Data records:
<<<<
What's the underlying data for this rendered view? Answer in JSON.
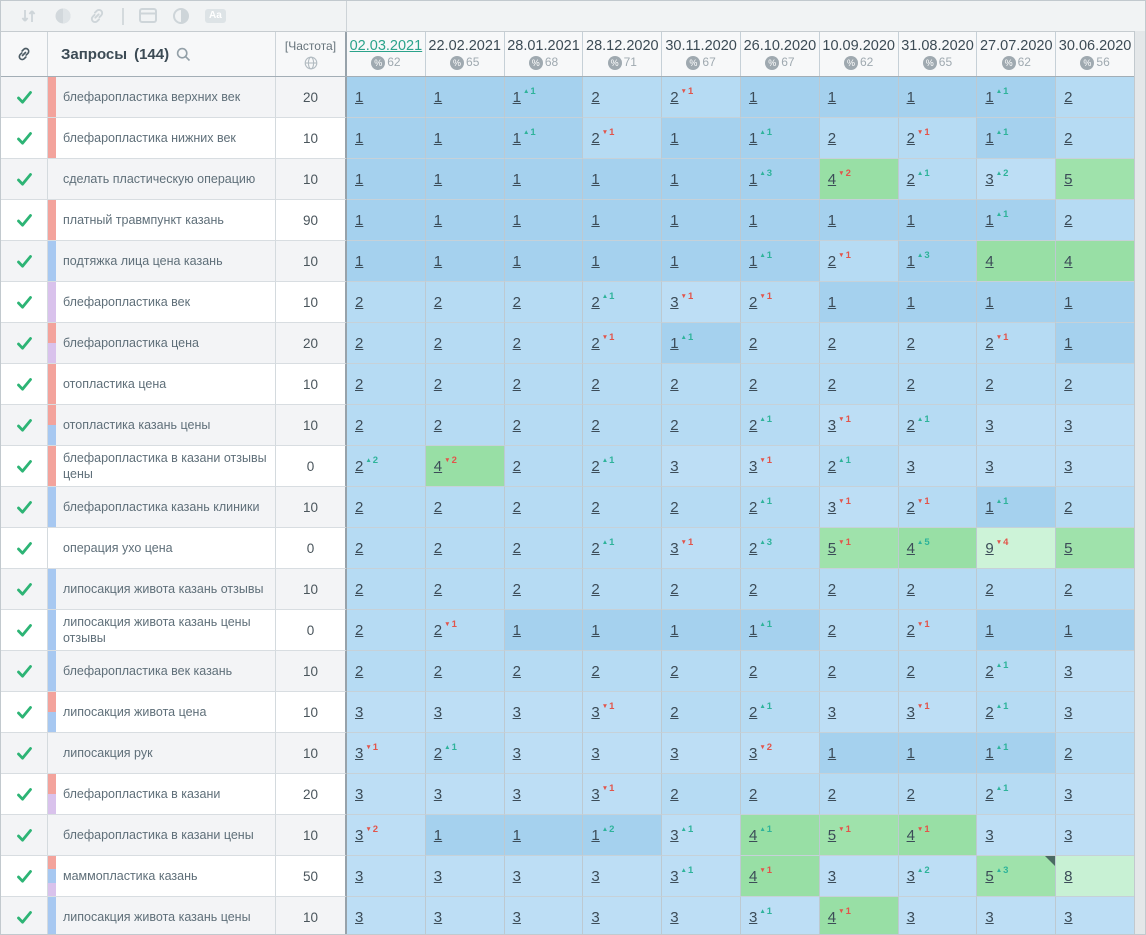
{
  "toolbar": {
    "icons": [
      {
        "name": "sort-icon"
      },
      {
        "name": "mask-circle-icon"
      },
      {
        "name": "link-icon"
      },
      {
        "name": "divider"
      },
      {
        "name": "table-panel-icon"
      },
      {
        "name": "contrast-icon"
      },
      {
        "name": "text-case-icon",
        "label": "Aa"
      }
    ]
  },
  "header": {
    "link_column_icon": "chain-icon",
    "queries_label": "Запросы",
    "queries_count": "(144)",
    "search_icon": "magnifier-icon",
    "frequency_label": "[Частота]",
    "frequency_icon": "globe-icon",
    "dates": [
      {
        "label": "02.03.2021",
        "visibility": 62,
        "current": true
      },
      {
        "label": "22.02.2021",
        "visibility": 65
      },
      {
        "label": "28.01.2021",
        "visibility": 68
      },
      {
        "label": "28.12.2020",
        "visibility": 71
      },
      {
        "label": "30.11.2020",
        "visibility": 67
      },
      {
        "label": "26.10.2020",
        "visibility": 67
      },
      {
        "label": "10.09.2020",
        "visibility": 62
      },
      {
        "label": "31.08.2020",
        "visibility": 65
      },
      {
        "label": "27.07.2020",
        "visibility": 62
      },
      {
        "label": "30.06.2020",
        "visibility": 56
      }
    ]
  },
  "colors": {
    "accent_teal": "#2ba38b",
    "delta_up": "#2eb39a",
    "delta_down": "#e2544a",
    "checkmark": "#2db475",
    "position_fill": {
      "1": "#a5d1ee",
      "2": "#b6dbf3",
      "3": "#bddef5",
      "4": "#98dfa5",
      "5": "#9fe2ab",
      "8": "#c8f1d4",
      "9": "#cdf3d8"
    },
    "tags": {
      "salmon": "#f3a39c",
      "blue": "#a7c8f1",
      "lavender": "#d9c2ec"
    }
  },
  "rows": [
    {
      "keyword": "блефаропластика верхних век",
      "frequency": "20",
      "tags": [
        "salmon"
      ],
      "cells": [
        {
          "v": 1
        },
        {
          "v": 1
        },
        {
          "v": 1,
          "d": 1
        },
        {
          "v": 2
        },
        {
          "v": 2,
          "d": -1
        },
        {
          "v": 1
        },
        {
          "v": 1
        },
        {
          "v": 1
        },
        {
          "v": 1,
          "d": 1
        },
        {
          "v": 2
        }
      ]
    },
    {
      "keyword": "блефаропластика нижних век",
      "frequency": "10",
      "tags": [
        "salmon"
      ],
      "cells": [
        {
          "v": 1
        },
        {
          "v": 1
        },
        {
          "v": 1,
          "d": 1
        },
        {
          "v": 2,
          "d": -1
        },
        {
          "v": 1
        },
        {
          "v": 1,
          "d": 1
        },
        {
          "v": 2
        },
        {
          "v": 2,
          "d": -1
        },
        {
          "v": 1,
          "d": 1
        },
        {
          "v": 2
        }
      ]
    },
    {
      "keyword": "сделать пластическую операцию",
      "frequency": "10",
      "tags": [],
      "cells": [
        {
          "v": 1
        },
        {
          "v": 1
        },
        {
          "v": 1
        },
        {
          "v": 1
        },
        {
          "v": 1
        },
        {
          "v": 1,
          "d": 3
        },
        {
          "v": 4,
          "d": -2
        },
        {
          "v": 2,
          "d": 1
        },
        {
          "v": 3,
          "d": 2
        },
        {
          "v": 5
        }
      ]
    },
    {
      "keyword": "платный травмпункт казань",
      "frequency": "90",
      "tags": [
        "salmon"
      ],
      "cells": [
        {
          "v": 1
        },
        {
          "v": 1
        },
        {
          "v": 1
        },
        {
          "v": 1
        },
        {
          "v": 1
        },
        {
          "v": 1
        },
        {
          "v": 1
        },
        {
          "v": 1
        },
        {
          "v": 1,
          "d": 1
        },
        {
          "v": 2
        }
      ]
    },
    {
      "keyword": "подтяжка лица цена казань",
      "frequency": "10",
      "tags": [
        "blue"
      ],
      "cells": [
        {
          "v": 1
        },
        {
          "v": 1
        },
        {
          "v": 1
        },
        {
          "v": 1
        },
        {
          "v": 1
        },
        {
          "v": 1,
          "d": 1
        },
        {
          "v": 2,
          "d": -1
        },
        {
          "v": 1,
          "d": 3
        },
        {
          "v": 4
        },
        {
          "v": 4
        }
      ]
    },
    {
      "keyword": "блефаропластика век",
      "frequency": "10",
      "tags": [
        "lavender"
      ],
      "cells": [
        {
          "v": 2
        },
        {
          "v": 2
        },
        {
          "v": 2
        },
        {
          "v": 2,
          "d": 1
        },
        {
          "v": 3,
          "d": -1
        },
        {
          "v": 2,
          "d": -1
        },
        {
          "v": 1
        },
        {
          "v": 1
        },
        {
          "v": 1
        },
        {
          "v": 1
        }
      ]
    },
    {
      "keyword": "блефаропластика цена",
      "frequency": "20",
      "tags": [
        "salmon",
        "lavender"
      ],
      "cells": [
        {
          "v": 2
        },
        {
          "v": 2
        },
        {
          "v": 2
        },
        {
          "v": 2,
          "d": -1
        },
        {
          "v": 1,
          "d": 1
        },
        {
          "v": 2
        },
        {
          "v": 2
        },
        {
          "v": 2
        },
        {
          "v": 2,
          "d": -1
        },
        {
          "v": 1
        }
      ]
    },
    {
      "keyword": "отопластика цена",
      "frequency": "10",
      "tags": [
        "salmon"
      ],
      "cells": [
        {
          "v": 2
        },
        {
          "v": 2
        },
        {
          "v": 2
        },
        {
          "v": 2
        },
        {
          "v": 2
        },
        {
          "v": 2
        },
        {
          "v": 2
        },
        {
          "v": 2
        },
        {
          "v": 2
        },
        {
          "v": 2
        }
      ]
    },
    {
      "keyword": "отопластика казань цены",
      "frequency": "10",
      "tags": [
        "salmon",
        "blue"
      ],
      "cells": [
        {
          "v": 2
        },
        {
          "v": 2
        },
        {
          "v": 2
        },
        {
          "v": 2
        },
        {
          "v": 2
        },
        {
          "v": 2,
          "d": 1
        },
        {
          "v": 3,
          "d": -1
        },
        {
          "v": 2,
          "d": 1
        },
        {
          "v": 3
        },
        {
          "v": 3
        }
      ]
    },
    {
      "keyword": "блефаропластика в казани отзывы цены",
      "frequency": "0",
      "tags": [
        "salmon"
      ],
      "cells": [
        {
          "v": 2,
          "d": 2
        },
        {
          "v": 4,
          "d": -2
        },
        {
          "v": 2
        },
        {
          "v": 2,
          "d": 1
        },
        {
          "v": 3
        },
        {
          "v": 3,
          "d": -1
        },
        {
          "v": 2,
          "d": 1
        },
        {
          "v": 3
        },
        {
          "v": 3
        },
        {
          "v": 3
        }
      ]
    },
    {
      "keyword": "блефаропластика казань клиники",
      "frequency": "10",
      "tags": [
        "blue"
      ],
      "cells": [
        {
          "v": 2
        },
        {
          "v": 2
        },
        {
          "v": 2
        },
        {
          "v": 2
        },
        {
          "v": 2
        },
        {
          "v": 2,
          "d": 1
        },
        {
          "v": 3,
          "d": -1
        },
        {
          "v": 2,
          "d": -1
        },
        {
          "v": 1,
          "d": 1
        },
        {
          "v": 2
        }
      ]
    },
    {
      "keyword": "операция ухо цена",
      "frequency": "0",
      "tags": [],
      "cells": [
        {
          "v": 2
        },
        {
          "v": 2
        },
        {
          "v": 2
        },
        {
          "v": 2,
          "d": 1
        },
        {
          "v": 3,
          "d": -1
        },
        {
          "v": 2,
          "d": 3
        },
        {
          "v": 5,
          "d": -1
        },
        {
          "v": 4,
          "d": 5
        },
        {
          "v": 9,
          "d": -4
        },
        {
          "v": 5
        }
      ]
    },
    {
      "keyword": "липосакция живота казань отзывы",
      "frequency": "10",
      "tags": [
        "blue"
      ],
      "cells": [
        {
          "v": 2
        },
        {
          "v": 2
        },
        {
          "v": 2
        },
        {
          "v": 2
        },
        {
          "v": 2
        },
        {
          "v": 2
        },
        {
          "v": 2
        },
        {
          "v": 2
        },
        {
          "v": 2
        },
        {
          "v": 2
        }
      ]
    },
    {
      "keyword": "липосакция живота казань цены отзывы",
      "frequency": "0",
      "tags": [
        "blue"
      ],
      "cells": [
        {
          "v": 2
        },
        {
          "v": 2,
          "d": -1
        },
        {
          "v": 1
        },
        {
          "v": 1
        },
        {
          "v": 1
        },
        {
          "v": 1,
          "d": 1
        },
        {
          "v": 2
        },
        {
          "v": 2,
          "d": -1
        },
        {
          "v": 1
        },
        {
          "v": 1
        }
      ]
    },
    {
      "keyword": "блефаропластика век казань",
      "frequency": "10",
      "tags": [
        "blue"
      ],
      "cells": [
        {
          "v": 2
        },
        {
          "v": 2
        },
        {
          "v": 2
        },
        {
          "v": 2
        },
        {
          "v": 2
        },
        {
          "v": 2
        },
        {
          "v": 2
        },
        {
          "v": 2
        },
        {
          "v": 2,
          "d": 1
        },
        {
          "v": 3
        }
      ]
    },
    {
      "keyword": "липосакция живота цена",
      "frequency": "10",
      "tags": [
        "salmon",
        "blue"
      ],
      "cells": [
        {
          "v": 3
        },
        {
          "v": 3
        },
        {
          "v": 3
        },
        {
          "v": 3,
          "d": -1
        },
        {
          "v": 2
        },
        {
          "v": 2,
          "d": 1
        },
        {
          "v": 3
        },
        {
          "v": 3,
          "d": -1
        },
        {
          "v": 2,
          "d": 1
        },
        {
          "v": 3
        }
      ]
    },
    {
      "keyword": "липосакция рук",
      "frequency": "10",
      "tags": [],
      "cells": [
        {
          "v": 3,
          "d": -1
        },
        {
          "v": 2,
          "d": 1
        },
        {
          "v": 3
        },
        {
          "v": 3
        },
        {
          "v": 3
        },
        {
          "v": 3,
          "d": -2
        },
        {
          "v": 1
        },
        {
          "v": 1
        },
        {
          "v": 1,
          "d": 1
        },
        {
          "v": 2
        }
      ]
    },
    {
      "keyword": "блефаропластика в казани",
      "frequency": "20",
      "tags": [
        "salmon",
        "lavender"
      ],
      "cells": [
        {
          "v": 3
        },
        {
          "v": 3
        },
        {
          "v": 3
        },
        {
          "v": 3,
          "d": -1
        },
        {
          "v": 2
        },
        {
          "v": 2
        },
        {
          "v": 2
        },
        {
          "v": 2
        },
        {
          "v": 2,
          "d": 1
        },
        {
          "v": 3
        }
      ]
    },
    {
      "keyword": "блефаропластика в казани цены",
      "frequency": "10",
      "tags": [],
      "cells": [
        {
          "v": 3,
          "d": -2
        },
        {
          "v": 1
        },
        {
          "v": 1
        },
        {
          "v": 1,
          "d": 2
        },
        {
          "v": 3,
          "d": 1
        },
        {
          "v": 4,
          "d": 1
        },
        {
          "v": 5,
          "d": -1
        },
        {
          "v": 4,
          "d": -1
        },
        {
          "v": 3
        },
        {
          "v": 3
        }
      ]
    },
    {
      "keyword": "маммопластика казань",
      "frequency": "50",
      "tags": [
        "salmon",
        "blue",
        "lavender"
      ],
      "cells": [
        {
          "v": 3
        },
        {
          "v": 3
        },
        {
          "v": 3
        },
        {
          "v": 3
        },
        {
          "v": 3,
          "d": 1
        },
        {
          "v": 4,
          "d": -1
        },
        {
          "v": 3
        },
        {
          "v": 3,
          "d": 2
        },
        {
          "v": 5,
          "d": 3,
          "note": true
        },
        {
          "v": 8
        }
      ]
    },
    {
      "keyword": "липосакция живота казань цены",
      "frequency": "10",
      "tags": [
        "blue"
      ],
      "cells": [
        {
          "v": 3
        },
        {
          "v": 3
        },
        {
          "v": 3
        },
        {
          "v": 3
        },
        {
          "v": 3
        },
        {
          "v": 3,
          "d": 1
        },
        {
          "v": 4,
          "d": -1
        },
        {
          "v": 3
        },
        {
          "v": 3
        },
        {
          "v": 3
        }
      ]
    }
  ]
}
>>>>
From the entries above, select each line containing the string "visibility".

(Response to this task):
        "visibility": 62,
        "visibility": 65
        "visibility": 68
        "visibility": 71
        "visibility": 67
        "visibility": 67
        "visibility": 62
        "visibility": 65
        "visibility": 62
        "visibility": 56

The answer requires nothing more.